▸ INPUT DATA:
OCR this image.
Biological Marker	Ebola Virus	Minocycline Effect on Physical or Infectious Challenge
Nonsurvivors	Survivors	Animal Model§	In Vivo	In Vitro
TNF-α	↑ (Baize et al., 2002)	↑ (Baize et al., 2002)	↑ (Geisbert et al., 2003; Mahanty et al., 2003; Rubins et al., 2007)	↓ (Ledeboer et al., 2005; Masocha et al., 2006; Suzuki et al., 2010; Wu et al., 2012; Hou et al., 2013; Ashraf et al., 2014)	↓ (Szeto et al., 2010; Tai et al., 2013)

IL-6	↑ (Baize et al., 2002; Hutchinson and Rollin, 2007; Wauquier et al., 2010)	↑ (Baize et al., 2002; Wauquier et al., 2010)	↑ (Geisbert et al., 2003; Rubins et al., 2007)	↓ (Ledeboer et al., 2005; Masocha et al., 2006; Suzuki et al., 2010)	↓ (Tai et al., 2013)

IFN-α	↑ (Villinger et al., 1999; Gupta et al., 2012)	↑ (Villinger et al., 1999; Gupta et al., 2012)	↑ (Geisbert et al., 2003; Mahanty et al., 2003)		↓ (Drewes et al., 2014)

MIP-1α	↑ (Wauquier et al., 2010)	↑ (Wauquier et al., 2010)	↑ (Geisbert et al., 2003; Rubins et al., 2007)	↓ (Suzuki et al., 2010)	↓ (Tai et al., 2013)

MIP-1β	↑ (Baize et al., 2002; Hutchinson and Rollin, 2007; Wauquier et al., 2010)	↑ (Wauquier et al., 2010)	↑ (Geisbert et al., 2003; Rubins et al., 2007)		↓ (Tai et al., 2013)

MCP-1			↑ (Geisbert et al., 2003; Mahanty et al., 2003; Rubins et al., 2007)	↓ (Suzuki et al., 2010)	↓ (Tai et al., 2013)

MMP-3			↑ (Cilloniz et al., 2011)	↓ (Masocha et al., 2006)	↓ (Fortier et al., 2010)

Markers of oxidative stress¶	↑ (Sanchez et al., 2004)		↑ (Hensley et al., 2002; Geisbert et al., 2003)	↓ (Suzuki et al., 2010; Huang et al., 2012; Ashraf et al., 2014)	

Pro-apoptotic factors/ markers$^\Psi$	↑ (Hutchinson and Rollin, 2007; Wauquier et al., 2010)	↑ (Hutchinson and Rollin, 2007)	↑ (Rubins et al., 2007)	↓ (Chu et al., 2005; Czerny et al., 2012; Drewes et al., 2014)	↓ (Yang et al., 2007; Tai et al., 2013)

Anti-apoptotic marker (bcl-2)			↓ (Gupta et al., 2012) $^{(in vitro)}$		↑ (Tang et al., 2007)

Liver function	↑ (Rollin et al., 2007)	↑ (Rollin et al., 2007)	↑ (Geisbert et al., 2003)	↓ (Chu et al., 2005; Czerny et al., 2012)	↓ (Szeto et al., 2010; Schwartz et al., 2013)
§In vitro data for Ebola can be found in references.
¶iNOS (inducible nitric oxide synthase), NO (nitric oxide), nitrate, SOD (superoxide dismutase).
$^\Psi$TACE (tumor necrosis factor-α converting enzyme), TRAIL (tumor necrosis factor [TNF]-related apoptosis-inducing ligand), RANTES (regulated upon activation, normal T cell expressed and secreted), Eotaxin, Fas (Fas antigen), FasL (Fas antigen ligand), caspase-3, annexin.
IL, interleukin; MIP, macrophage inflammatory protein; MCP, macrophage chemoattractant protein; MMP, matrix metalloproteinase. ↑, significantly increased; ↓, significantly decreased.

▸ ABOUT THIS EXERCISE: Restate each of the entries above verbatim.

▸ SOLUTION TO THE EXERCISE:
OCR this image.
Biological Marker	Ebola Virus	Minocycline Effect on Physical or Infectious Challenge
Nonsurvivors	Survivors	Animal Model§	In Vivo	In Vitro
TNF-α	↑ (Baize et al., 2002)	↑ (Baize et al., 2002)	↑ (Geisbert et al., 2003; Mahanty et al., 2003; Rubins et al., 2007)	↓ (Ledeboer et al., 2005; Masocha et al., 2006; Suzuki et al., 2010; Wu et al., 2012; Hou et al., 2013; Ashraf et al., 2014)	↓ (Szeto et al., 2010; Tai et al., 2013)

IL-6	↑ (Baize et al., 2002; Hutchinson and Rollin, 2007; Wauquier et al., 2010)	↑ (Baize et al., 2002; Wauquier et al., 2010)	↑ (Geisbert et al., 2003; Rubins et al., 2007)	↓ (Ledeboer et al., 2005; Masocha et al., 2006; Suzuki et al., 2010)	↓ (Tai et al., 2013)

IFN-α	↑ (Villinger et al., 1999; Gupta et al., 2012)	↑ (Villinger et al., 1999; Gupta et al., 2012)	↑ (Geisbert et al., 2003; Mahanty et al., 2003)		↓ (Drewes et al., 2014)

MIP-1α	↑ (Wauquier et al., 2010)	↑ (Wauquier et al., 2010)	↑ (Geisbert et al., 2003; Rubins et al., 2007)	↓ (Suzuki et al., 2010)	↓ (Tai et al., 2013)

MIP-1β	↑ (Baize et al., 2002; Hutchinson and Rollin, 2007; Wauquier et al., 2010)	↑ (Wauquier et al., 2010)	↑ (Geisbert et al., 2003; Rubins et al., 2007)		↓ (Tai et al., 2013)

MCP-1			↑ (Geisbert et al., 2003; Mahanty et al., 2003; Rubins et al., 2007)	↓ (Suzuki et al., 2010)	↓ (Tai et al., 2013)

MMP-3			↑ (Cilloniz et al., 2011)	↓ (Masocha et al., 2006)	↓ (Fortier et al., 2010)

Markers of oxidative stress¶	↑ (Sanchez et al., 2004)		↑ (Hensley et al., 2002; Geisbert et al., 2003)	↓ (Suzuki et al., 2010; Huang et al., 2012; Ashraf et al., 2014)	

Pro-apoptotic factors/ markers$^\Psi$	↑ (Hutchinson and Rollin, 2007; Wauquier et al., 2010)	↑ (Hutchinson and Rollin, 2007)	↑ (Rubins et al., 2007)	↓ (Chu et al., 2005; Czerny et al., 2012; Drewes et al., 2014)	↓ (Yang et al., 2007; Tai et al., 2013)

Anti-apoptotic marker (bcl-2)			↓ (Gupta et al., 2012) $^{(in vitro)}$		↑ (Tang et al., 2007)

Liver function	↑ (Rollin et al., 2007)	↑ (Rollin et al., 2007)	↑ (Geisbert et al., 2003)	↓ (Chu et al., 2005; Czerny et al., 2012)	↓ (Szeto et al., 2010; Schwartz et al., 2013)
§In vitro data for Ebola can be found in references.
¶iNOS (inducible nitric oxide synthase), NO (nitric oxide), nitrate, SOD (superoxide dismutase).
$^\Psi$TACE (tumor necrosis factor-α converting enzyme), TRAIL (tumor necrosis factor [TNF]-related apoptosis-inducing ligand), RANTES (regulated upon activation, normal T cell expressed and secreted), Eotaxin, Fas (Fas antigen), FasL (Fas antigen ligand), caspase-3, annexin.
IL, interleukin; MIP, macrophage inflammatory protein; MCP, macrophage chemoattractant protein; MMP, matrix metalloproteinase. ↑, significantly increased; ↓, significantly decreased.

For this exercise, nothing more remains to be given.